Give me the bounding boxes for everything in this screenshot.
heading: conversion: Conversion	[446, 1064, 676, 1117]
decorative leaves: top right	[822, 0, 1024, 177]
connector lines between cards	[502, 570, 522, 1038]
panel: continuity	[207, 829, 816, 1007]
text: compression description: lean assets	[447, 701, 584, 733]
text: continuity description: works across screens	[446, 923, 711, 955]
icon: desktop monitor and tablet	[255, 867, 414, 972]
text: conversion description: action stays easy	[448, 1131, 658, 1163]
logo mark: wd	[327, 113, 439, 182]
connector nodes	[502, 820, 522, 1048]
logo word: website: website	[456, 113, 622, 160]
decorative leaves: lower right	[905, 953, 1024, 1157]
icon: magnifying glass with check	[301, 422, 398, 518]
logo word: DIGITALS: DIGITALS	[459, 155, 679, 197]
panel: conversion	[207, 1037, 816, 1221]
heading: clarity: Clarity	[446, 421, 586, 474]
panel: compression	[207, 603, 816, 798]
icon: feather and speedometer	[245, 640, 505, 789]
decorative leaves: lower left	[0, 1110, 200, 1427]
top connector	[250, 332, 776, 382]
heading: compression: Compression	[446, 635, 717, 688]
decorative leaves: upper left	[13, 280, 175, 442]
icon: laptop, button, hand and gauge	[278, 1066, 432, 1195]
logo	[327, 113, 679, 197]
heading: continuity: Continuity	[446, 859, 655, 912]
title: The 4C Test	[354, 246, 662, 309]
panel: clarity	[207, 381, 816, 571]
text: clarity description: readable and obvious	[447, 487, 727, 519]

---

• Given request
Render every line of the entries above as a Markdown table with the columns Row and Content, numbering each line under Row and putting its text under Content. Leave out any blank lines.

• Response to the exercise
| Row | Content |
|---|---|
| 1 | Give me the bounding boxes for everything in this screenshot. |
| 2 | heading: conversion: Conversion	[446, 1064, 676, 1117] |
| 3 | decorative leaves: top right	[822, 0, 1024, 177] |
| 4 | connector lines between cards	[502, 570, 522, 1038] |
| 5 | panel: continuity	[207, 829, 816, 1007] |
| 6 | text: compression description: lean assets	[447, 701, 584, 733] |
| 7 | text: continuity description: works across screens	[446, 923, 711, 955] |
| 8 | icon: desktop monitor and tablet	[255, 867, 414, 972] |
| 9 | text: conversion description: action stays easy	[448, 1131, 658, 1163] |
| 10 | logo mark: wd	[327, 113, 439, 182] |
| 11 | connector nodes	[502, 820, 522, 1048] |
| 12 | logo word: website: website	[456, 113, 622, 160] |
| 13 | decorative leaves: lower right	[905, 953, 1024, 1157] |
| 14 | icon: magnifying glass with check	[301, 422, 398, 518] |
| 15 | logo word: DIGITALS: DIGITALS	[459, 155, 679, 197] |
| 16 | panel: conversion	[207, 1037, 816, 1221] |
| 17 | heading: clarity: Clarity	[446, 421, 586, 474] |
| 18 | panel: compression	[207, 603, 816, 798] |
| 19 | icon: feather and speedometer	[245, 640, 505, 789] |
| 20 | decorative leaves: lower left	[0, 1110, 200, 1427] |
| 21 | top connector	[250, 332, 776, 382] |
| 22 | heading: compression: Compression	[446, 635, 717, 688] |
| 23 | decorative leaves: upper left	[13, 280, 175, 442] |
| 24 | icon: laptop, button, hand and gauge	[278, 1066, 432, 1195] |
| 25 | logo	[327, 113, 679, 197] |
| 26 | heading: continuity: Continuity	[446, 859, 655, 912] |
| 27 | title: The 4C Test	[354, 246, 662, 309] |
| 28 | panel: clarity	[207, 381, 816, 571] |
| 29 | text: clarity description: readable and obvious	[447, 487, 727, 519] |